Excerpt provided:
# "Redeeming Science: A God-Centered Approach" by Vern Poythress



## sastark (May 14, 2008)

Has anyone read this? Any comments?

I have not read it, only came across it for the first time today. Is it worth reading?


----------



## Dogfreid (May 14, 2008)

Triablogue: "Redeeming Science"


----------



## jaybird0827 (May 14, 2008)

I have not read the book.

I want to add a question. I understand that Poythress is a mathematician. Is there anything in there about redeeming math?


----------



## sastark (May 14, 2008)

Dogfreid said:


> Triablogue: "Redeeming Science"



In this review, the reviewer quotes Poythress as saying:



> God really did create the world in six-days. That is to say, when we speak in everyday human terms…because we are thinking of days within an interactive orientation. Only within the technical sphere of consistent clock orientation and calculation do we develop another, complementary perspective on time. Within that sphere, where we define ‘time’ in an unusual, precise way that separates it from human rhythms, we obtain a figure of 14 billions years



Am I correct in understanding this to mean that Poythress is advocating a 14 billion year old universe? Just seeking clarification.


----------



## VictorBravo (May 14, 2008)

sastark said:


> Dogfreid said:
> 
> 
> > Triablogue: "Redeeming Science"
> ...



I take it that he is trying to finesse the issue. He seems to favor mature creation but doesn't want to pin it down with a stopwatch.

Another way of putting it (according to how I understand Poythress) would be to say that it was a six day creation, but those six days would look something like 14 billion years to us if we used a current atomic clock.

When you get into the question of whether time has a constant value, you can end up in some pretty strange places. The problem is, we have observed that time is relative.


----------

Material provided:
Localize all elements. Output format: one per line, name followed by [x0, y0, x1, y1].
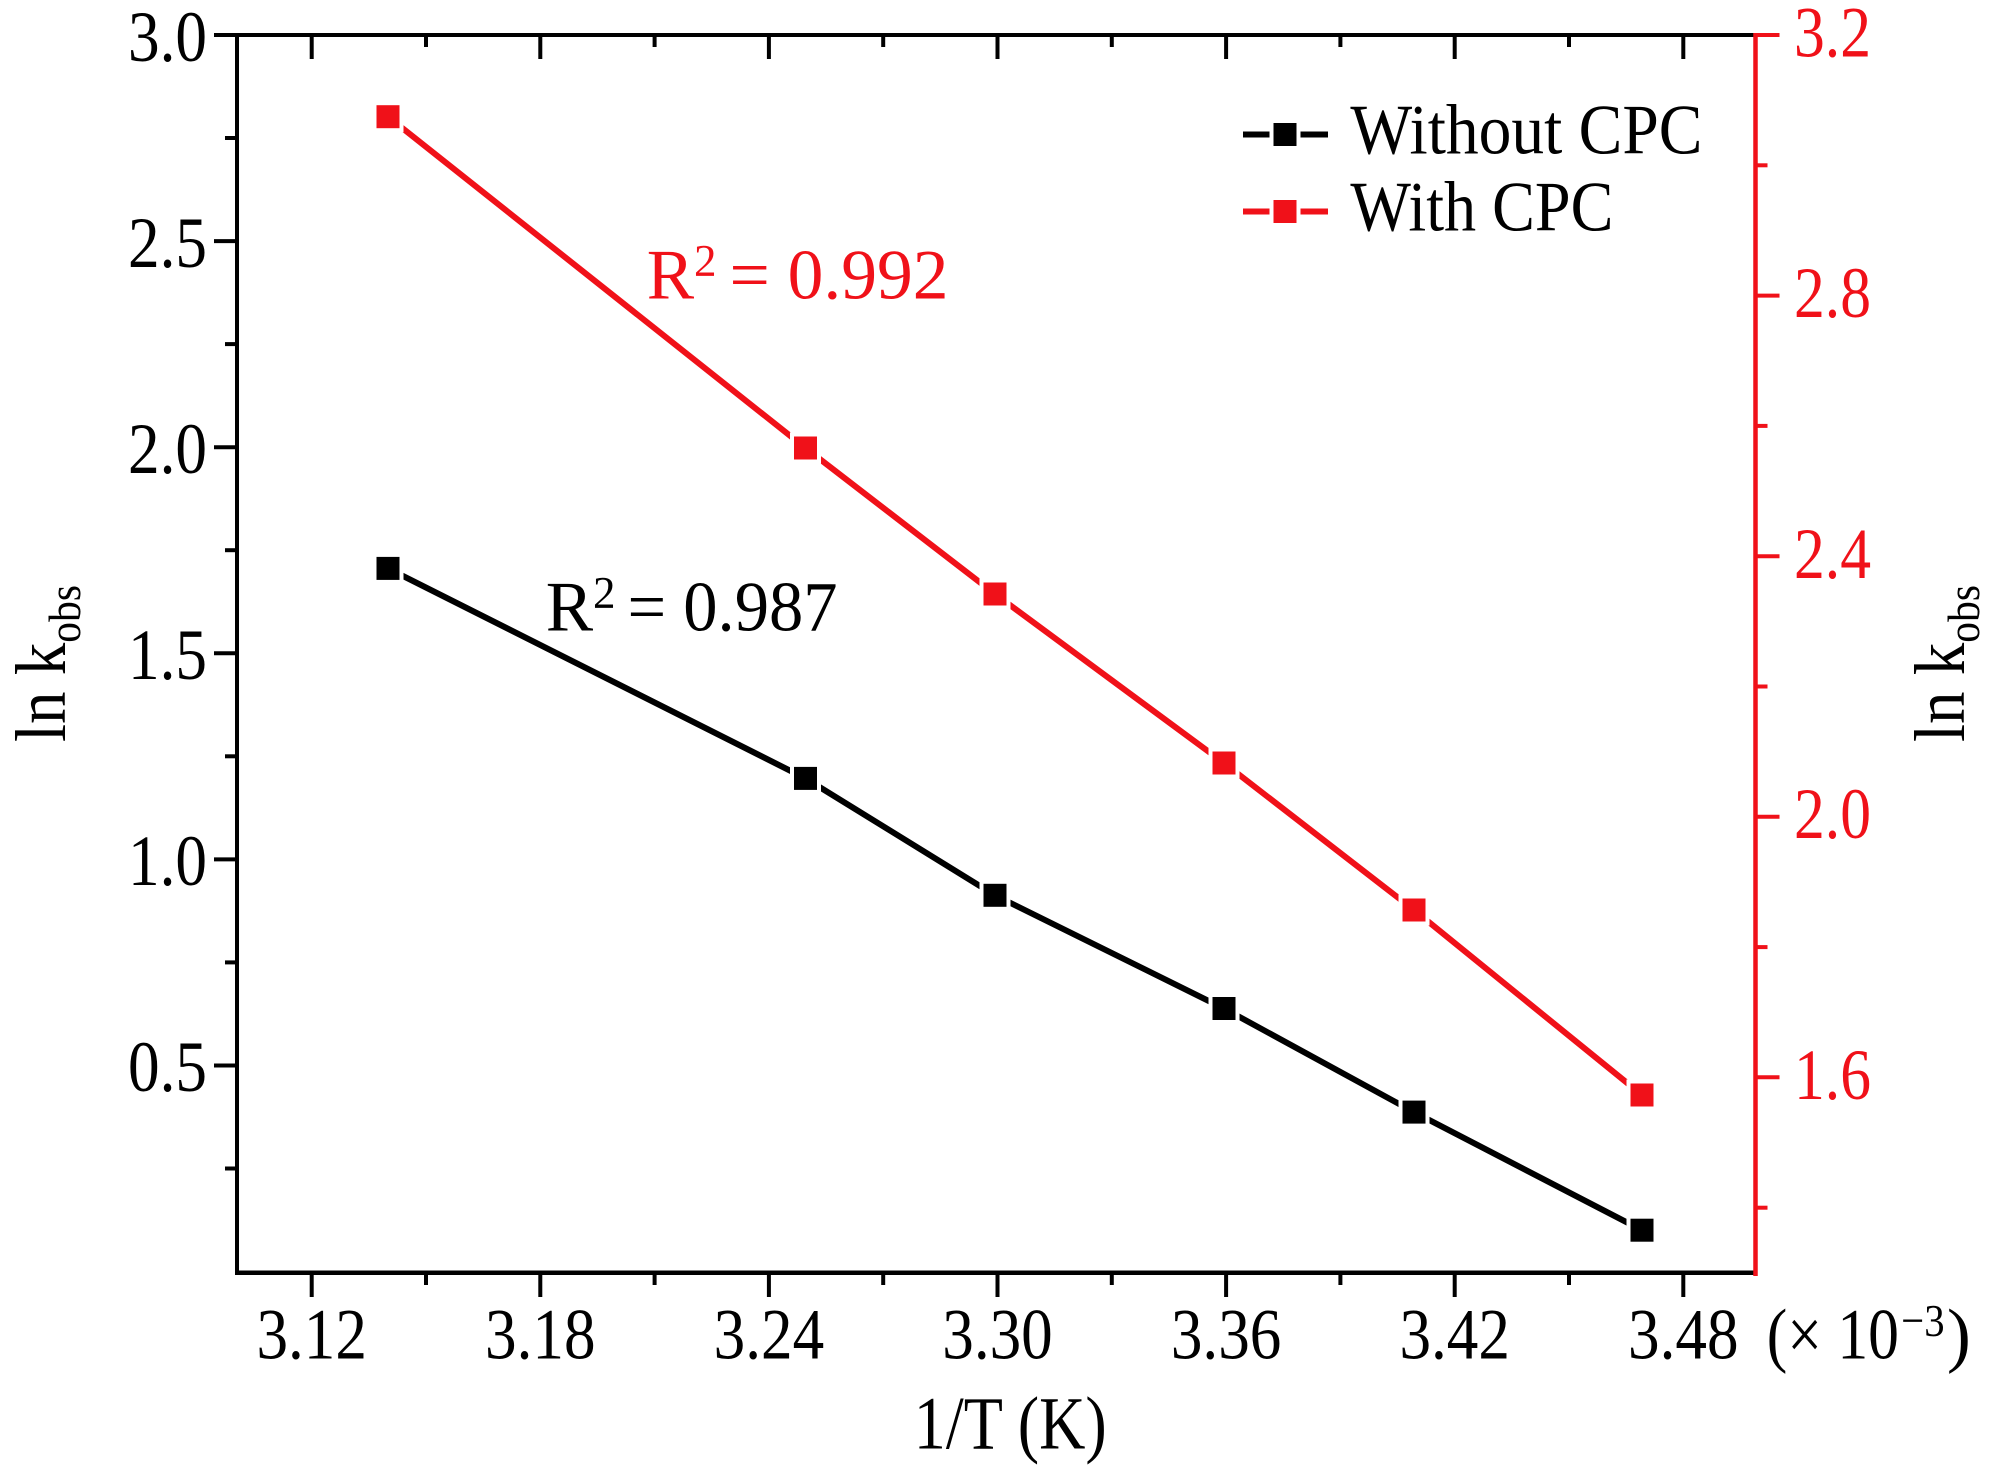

Request:
Duplicate everything in the forum thread about "Redeeming Science" from "In this review, the" down to "Just seeking clarification.".

Exercise output:
In this review, the reviewer quotes Poythress as saying:



> God really did create the world in six-days. That is to say, when we speak in everyday human terms…because we are thinking of days within an interactive orientation. Only within the technical sphere of consistent clock orientation and calculation do we develop another, complementary perspective on time. Within that sphere, where we define ‘time’ in an unusual, precise way that separates it from human rhythms, we obtain a figure of 14 billions years



Am I correct in understanding this to mean that Poythress is advocating a 14 billion year old universe? Just seeking clarification.